◆ **GIVEN RECORDS**
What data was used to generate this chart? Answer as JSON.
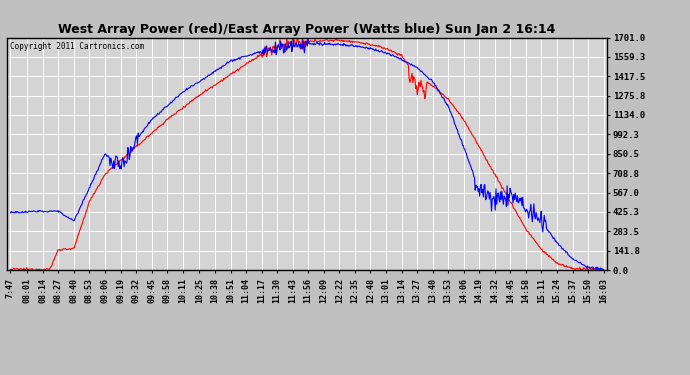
{
  "title": "West Array Power (red)/East Array Power (Watts blue) Sun Jan 2 16:14",
  "copyright": "Copyright 2011 Cartronics.com",
  "background_color": "#c0c0c0",
  "plot_bg_color": "#d4d4d4",
  "grid_color": "white",
  "yticks": [
    0.0,
    141.8,
    283.5,
    425.3,
    567.0,
    708.8,
    850.5,
    992.3,
    1134.0,
    1275.8,
    1417.5,
    1559.3,
    1701.0
  ],
  "ylim": [
    0,
    1701.0
  ],
  "xtick_labels": [
    "7:47",
    "08:01",
    "08:14",
    "08:27",
    "08:40",
    "08:53",
    "09:06",
    "09:19",
    "09:32",
    "09:45",
    "09:58",
    "10:11",
    "10:25",
    "10:38",
    "10:51",
    "11:04",
    "11:17",
    "11:30",
    "11:43",
    "11:56",
    "12:09",
    "12:22",
    "12:35",
    "12:48",
    "13:01",
    "13:14",
    "13:27",
    "13:40",
    "13:53",
    "14:06",
    "14:19",
    "14:32",
    "14:45",
    "14:58",
    "15:11",
    "15:24",
    "15:37",
    "15:50",
    "16:03"
  ],
  "red_line_color": "red",
  "blue_line_color": "blue",
  "line_width": 0.8
}
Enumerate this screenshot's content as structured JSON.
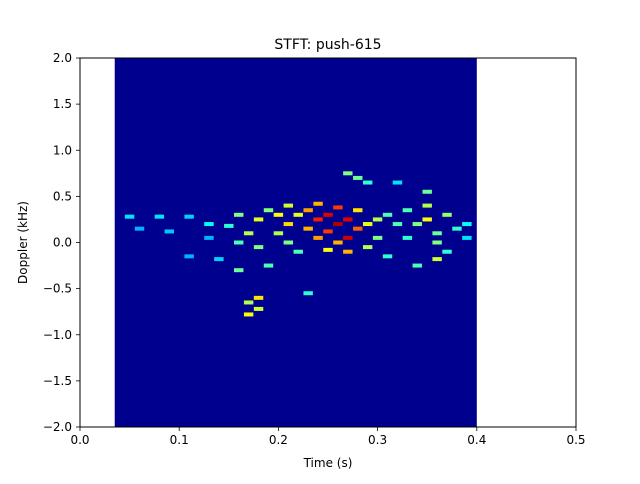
{
  "chart_data": {
    "type": "heatmap",
    "title": "STFT: push-615",
    "xlabel": "Time (s)",
    "ylabel": "Doppler (kHz)",
    "xlim": [
      0,
      0.5
    ],
    "ylim": [
      -2.0,
      2.0
    ],
    "x_ticks": [
      "0.0",
      "0.1",
      "0.2",
      "0.3",
      "0.4",
      "0.5"
    ],
    "y_ticks": [
      "2.0",
      "1.5",
      "1.0",
      "0.5",
      "0.0",
      "−0.5",
      "−1.0",
      "−1.5",
      "−2.0"
    ],
    "colormap": "jet",
    "background_color": "#00008f",
    "data_extent_time": [
      0.035,
      0.4
    ],
    "grid": false,
    "intensity_cells": [
      {
        "t": 0.05,
        "f": 0.28,
        "v": 0.35
      },
      {
        "t": 0.06,
        "f": 0.15,
        "v": 0.3
      },
      {
        "t": 0.08,
        "f": 0.28,
        "v": 0.35
      },
      {
        "t": 0.09,
        "f": 0.12,
        "v": 0.32
      },
      {
        "t": 0.11,
        "f": 0.28,
        "v": 0.33
      },
      {
        "t": 0.11,
        "f": -0.15,
        "v": 0.3
      },
      {
        "t": 0.13,
        "f": 0.2,
        "v": 0.38
      },
      {
        "t": 0.13,
        "f": 0.05,
        "v": 0.3
      },
      {
        "t": 0.14,
        "f": -0.18,
        "v": 0.33
      },
      {
        "t": 0.15,
        "f": 0.18,
        "v": 0.42
      },
      {
        "t": 0.16,
        "f": 0.3,
        "v": 0.5
      },
      {
        "t": 0.16,
        "f": 0.0,
        "v": 0.45
      },
      {
        "t": 0.16,
        "f": -0.3,
        "v": 0.48
      },
      {
        "t": 0.17,
        "f": -0.65,
        "v": 0.55
      },
      {
        "t": 0.17,
        "f": -0.78,
        "v": 0.62
      },
      {
        "t": 0.17,
        "f": 0.1,
        "v": 0.55
      },
      {
        "t": 0.18,
        "f": -0.6,
        "v": 0.65
      },
      {
        "t": 0.18,
        "f": -0.72,
        "v": 0.58
      },
      {
        "t": 0.18,
        "f": 0.25,
        "v": 0.6
      },
      {
        "t": 0.18,
        "f": -0.05,
        "v": 0.5
      },
      {
        "t": 0.19,
        "f": 0.35,
        "v": 0.5
      },
      {
        "t": 0.19,
        "f": -0.25,
        "v": 0.45
      },
      {
        "t": 0.2,
        "f": 0.3,
        "v": 0.62
      },
      {
        "t": 0.2,
        "f": 0.1,
        "v": 0.55
      },
      {
        "t": 0.21,
        "f": 0.4,
        "v": 0.58
      },
      {
        "t": 0.21,
        "f": 0.2,
        "v": 0.66
      },
      {
        "t": 0.21,
        "f": 0.0,
        "v": 0.5
      },
      {
        "t": 0.22,
        "f": 0.3,
        "v": 0.6
      },
      {
        "t": 0.22,
        "f": -0.1,
        "v": 0.45
      },
      {
        "t": 0.23,
        "f": 0.35,
        "v": 0.72
      },
      {
        "t": 0.23,
        "f": 0.15,
        "v": 0.7
      },
      {
        "t": 0.23,
        "f": -0.55,
        "v": 0.42
      },
      {
        "t": 0.24,
        "f": 0.42,
        "v": 0.7
      },
      {
        "t": 0.24,
        "f": 0.25,
        "v": 0.85
      },
      {
        "t": 0.24,
        "f": 0.05,
        "v": 0.72
      },
      {
        "t": 0.25,
        "f": 0.3,
        "v": 0.9
      },
      {
        "t": 0.25,
        "f": 0.12,
        "v": 0.82
      },
      {
        "t": 0.25,
        "f": -0.08,
        "v": 0.62
      },
      {
        "t": 0.26,
        "f": 0.38,
        "v": 0.82
      },
      {
        "t": 0.26,
        "f": 0.2,
        "v": 0.95
      },
      {
        "t": 0.26,
        "f": 0.0,
        "v": 0.7
      },
      {
        "t": 0.27,
        "f": 0.25,
        "v": 0.9
      },
      {
        "t": 0.27,
        "f": 0.05,
        "v": 0.92
      },
      {
        "t": 0.27,
        "f": -0.1,
        "v": 0.7
      },
      {
        "t": 0.27,
        "f": 0.75,
        "v": 0.5
      },
      {
        "t": 0.28,
        "f": 0.15,
        "v": 0.78
      },
      {
        "t": 0.28,
        "f": 0.35,
        "v": 0.65
      },
      {
        "t": 0.28,
        "f": 0.7,
        "v": 0.48
      },
      {
        "t": 0.29,
        "f": 0.2,
        "v": 0.6
      },
      {
        "t": 0.29,
        "f": -0.05,
        "v": 0.55
      },
      {
        "t": 0.29,
        "f": 0.65,
        "v": 0.42
      },
      {
        "t": 0.3,
        "f": 0.25,
        "v": 0.55
      },
      {
        "t": 0.3,
        "f": 0.05,
        "v": 0.5
      },
      {
        "t": 0.31,
        "f": 0.3,
        "v": 0.45
      },
      {
        "t": 0.31,
        "f": -0.15,
        "v": 0.42
      },
      {
        "t": 0.32,
        "f": 0.2,
        "v": 0.45
      },
      {
        "t": 0.32,
        "f": 0.65,
        "v": 0.35
      },
      {
        "t": 0.33,
        "f": 0.35,
        "v": 0.45
      },
      {
        "t": 0.33,
        "f": 0.05,
        "v": 0.42
      },
      {
        "t": 0.34,
        "f": -0.25,
        "v": 0.45
      },
      {
        "t": 0.34,
        "f": 0.2,
        "v": 0.5
      },
      {
        "t": 0.35,
        "f": 0.4,
        "v": 0.55
      },
      {
        "t": 0.35,
        "f": 0.55,
        "v": 0.48
      },
      {
        "t": 0.35,
        "f": 0.25,
        "v": 0.62
      },
      {
        "t": 0.36,
        "f": 0.0,
        "v": 0.5
      },
      {
        "t": 0.36,
        "f": -0.18,
        "v": 0.58
      },
      {
        "t": 0.36,
        "f": 0.1,
        "v": 0.48
      },
      {
        "t": 0.37,
        "f": 0.3,
        "v": 0.52
      },
      {
        "t": 0.37,
        "f": -0.1,
        "v": 0.42
      },
      {
        "t": 0.38,
        "f": 0.15,
        "v": 0.42
      },
      {
        "t": 0.39,
        "f": 0.2,
        "v": 0.38
      },
      {
        "t": 0.39,
        "f": 0.05,
        "v": 0.35
      }
    ]
  }
}
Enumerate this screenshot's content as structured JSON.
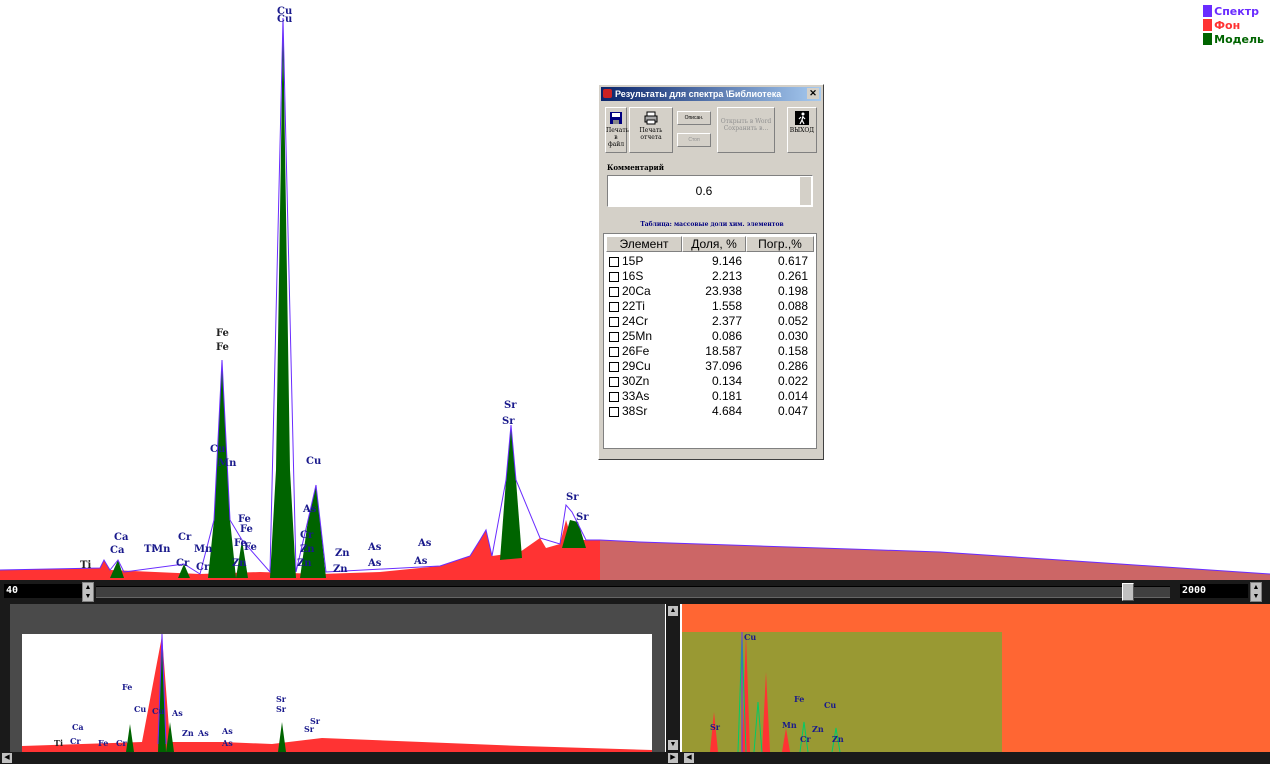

◆ **THE TASK**
Every entry above is to be set down exactly; the pictures are to be left out.

◆ **EXERCISE RESULT**
What data was used to generate this chart? Answer as JSON.
{
  "title": "West Array Power (red)/East Array Power (Watts blue) Sun Jan 2 16:14",
  "copyright": "Copyright 2011 Cartronics.com",
  "background_color": "#c0c0c0",
  "plot_bg_color": "#d4d4d4",
  "grid_color": "white",
  "yticks": [
    0.0,
    141.8,
    283.5,
    425.3,
    567.0,
    708.8,
    850.5,
    992.3,
    1134.0,
    1275.8,
    1417.5,
    1559.3,
    1701.0
  ],
  "ylim": [
    0,
    1701.0
  ],
  "xtick_labels": [
    "7:47",
    "08:01",
    "08:14",
    "08:27",
    "08:40",
    "08:53",
    "09:06",
    "09:19",
    "09:32",
    "09:45",
    "09:58",
    "10:11",
    "10:25",
    "10:38",
    "10:51",
    "11:04",
    "11:17",
    "11:30",
    "11:43",
    "11:56",
    "12:09",
    "12:22",
    "12:35",
    "12:48",
    "13:01",
    "13:14",
    "13:27",
    "13:40",
    "13:53",
    "14:06",
    "14:19",
    "14:32",
    "14:45",
    "14:58",
    "15:11",
    "15:24",
    "15:37",
    "15:50",
    "16:03"
  ],
  "red_line_color": "red",
  "blue_line_color": "blue",
  "line_width": 0.8
}
Enumerate this screenshot's content as structured JSON.
{
  "chart_data": {
    "type": "heatmap",
    "title": "STFT: push-615",
    "xlabel": "Time (s)",
    "ylabel": "Doppler (kHz)",
    "xlim": [
      0,
      0.5
    ],
    "ylim": [
      -2.0,
      2.0
    ],
    "x_ticks": [
      "0.0",
      "0.1",
      "0.2",
      "0.3",
      "0.4",
      "0.5"
    ],
    "y_ticks": [
      "2.0",
      "1.5",
      "1.0",
      "0.5",
      "0.0",
      "−0.5",
      "−1.0",
      "−1.5",
      "−2.0"
    ],
    "colormap": "jet",
    "background_color": "#00008f",
    "data_extent_time": [
      0.035,
      0.4
    ],
    "grid": false,
    "intensity_cells": [
      {
        "t": 0.05,
        "f": 0.28,
        "v": 0.35
      },
      {
        "t": 0.06,
        "f": 0.15,
        "v": 0.3
      },
      {
        "t": 0.08,
        "f": 0.28,
        "v": 0.35
      },
      {
        "t": 0.09,
        "f": 0.12,
        "v": 0.32
      },
      {
        "t": 0.11,
        "f": 0.28,
        "v": 0.33
      },
      {
        "t": 0.11,
        "f": -0.15,
        "v": 0.3
      },
      {
        "t": 0.13,
        "f": 0.2,
        "v": 0.38
      },
      {
        "t": 0.13,
        "f": 0.05,
        "v": 0.3
      },
      {
        "t": 0.14,
        "f": -0.18,
        "v": 0.33
      },
      {
        "t": 0.15,
        "f": 0.18,
        "v": 0.42
      },
      {
        "t": 0.16,
        "f": 0.3,
        "v": 0.5
      },
      {
        "t": 0.16,
        "f": 0.0,
        "v": 0.45
      },
      {
        "t": 0.16,
        "f": -0.3,
        "v": 0.48
      },
      {
        "t": 0.17,
        "f": -0.65,
        "v": 0.55
      },
      {
        "t": 0.17,
        "f": -0.78,
        "v": 0.62
      },
      {
        "t": 0.17,
        "f": 0.1,
        "v": 0.55
      },
      {
        "t": 0.18,
        "f": -0.6,
        "v": 0.65
      },
      {
        "t": 0.18,
        "f": -0.72,
        "v": 0.58
      },
      {
        "t": 0.18,
        "f": 0.25,
        "v": 0.6
      },
      {
        "t": 0.18,
        "f": -0.05,
        "v": 0.5
      },
      {
        "t": 0.19,
        "f": 0.35,
        "v": 0.5
      },
      {
        "t": 0.19,
        "f": -0.25,
        "v": 0.45
      },
      {
        "t": 0.2,
        "f": 0.3,
        "v": 0.62
      },
      {
        "t": 0.2,
        "f": 0.1,
        "v": 0.55
      },
      {
        "t": 0.21,
        "f": 0.4,
        "v": 0.58
      },
      {
        "t": 0.21,
        "f": 0.2,
        "v": 0.66
      },
      {
        "t": 0.21,
        "f": 0.0,
        "v": 0.5
      },
      {
        "t": 0.22,
        "f": 0.3,
        "v": 0.6
      },
      {
        "t": 0.22,
        "f": -0.1,
        "v": 0.45
      },
      {
        "t": 0.23,
        "f": 0.35,
        "v": 0.72
      },
      {
        "t": 0.23,
        "f": 0.15,
        "v": 0.7
      },
      {
        "t": 0.23,
        "f": -0.55,
        "v": 0.42
      },
      {
        "t": 0.24,
        "f": 0.42,
        "v": 0.7
      },
      {
        "t": 0.24,
        "f": 0.25,
        "v": 0.85
      },
      {
        "t": 0.24,
        "f": 0.05,
        "v": 0.72
      },
      {
        "t": 0.25,
        "f": 0.3,
        "v": 0.9
      },
      {
        "t": 0.25,
        "f": 0.12,
        "v": 0.82
      },
      {
        "t": 0.25,
        "f": -0.08,
        "v": 0.62
      },
      {
        "t": 0.26,
        "f": 0.38,
        "v": 0.82
      },
      {
        "t": 0.26,
        "f": 0.2,
        "v": 0.95
      },
      {
        "t": 0.26,
        "f": 0.0,
        "v": 0.7
      },
      {
        "t": 0.27,
        "f": 0.25,
        "v": 0.9
      },
      {
        "t": 0.27,
        "f": 0.05,
        "v": 0.92
      },
      {
        "t": 0.27,
        "f": -0.1,
        "v": 0.7
      },
      {
        "t": 0.27,
        "f": 0.75,
        "v": 0.5
      },
      {
        "t": 0.28,
        "f": 0.15,
        "v": 0.78
      },
      {
        "t": 0.28,
        "f": 0.35,
        "v": 0.65
      },
      {
        "t": 0.28,
        "f": 0.7,
        "v": 0.48
      },
      {
        "t": 0.29,
        "f": 0.2,
        "v": 0.6
      },
      {
        "t": 0.29,
        "f": -0.05,
        "v": 0.55
      },
      {
        "t": 0.29,
        "f": 0.65,
        "v": 0.42
      },
      {
        "t": 0.3,
        "f": 0.25,
        "v": 0.55
      },
      {
        "t": 0.3,
        "f": 0.05,
        "v": 0.5
      },
      {
        "t": 0.31,
        "f": 0.3,
        "v": 0.45
      },
      {
        "t": 0.31,
        "f": -0.15,
        "v": 0.42
      },
      {
        "t": 0.32,
        "f": 0.2,
        "v": 0.45
      },
      {
        "t": 0.32,
        "f": 0.65,
        "v": 0.35
      },
      {
        "t": 0.33,
        "f": 0.35,
        "v": 0.45
      },
      {
        "t": 0.33,
        "f": 0.05,
        "v": 0.42
      },
      {
        "t": 0.34,
        "f": -0.25,
        "v": 0.45
      },
      {
        "t": 0.34,
        "f": 0.2,
        "v": 0.5
      },
      {
        "t": 0.35,
        "f": 0.4,
        "v": 0.55
      },
      {
        "t": 0.35,
        "f": 0.55,
        "v": 0.48
      },
      {
        "t": 0.35,
        "f": 0.25,
        "v": 0.62
      },
      {
        "t": 0.36,
        "f": 0.0,
        "v": 0.5
      },
      {
        "t": 0.36,
        "f": -0.18,
        "v": 0.58
      },
      {
        "t": 0.36,
        "f": 0.1,
        "v": 0.48
      },
      {
        "t": 0.37,
        "f": 0.3,
        "v": 0.52
      },
      {
        "t": 0.37,
        "f": -0.1,
        "v": 0.42
      },
      {
        "t": 0.38,
        "f": 0.15,
        "v": 0.42
      },
      {
        "t": 0.39,
        "f": 0.2,
        "v": 0.38
      },
      {
        "t": 0.39,
        "f": 0.05,
        "v": 0.35
      }
    ]
  }
}
Enumerate this screenshot's content as structured JSON.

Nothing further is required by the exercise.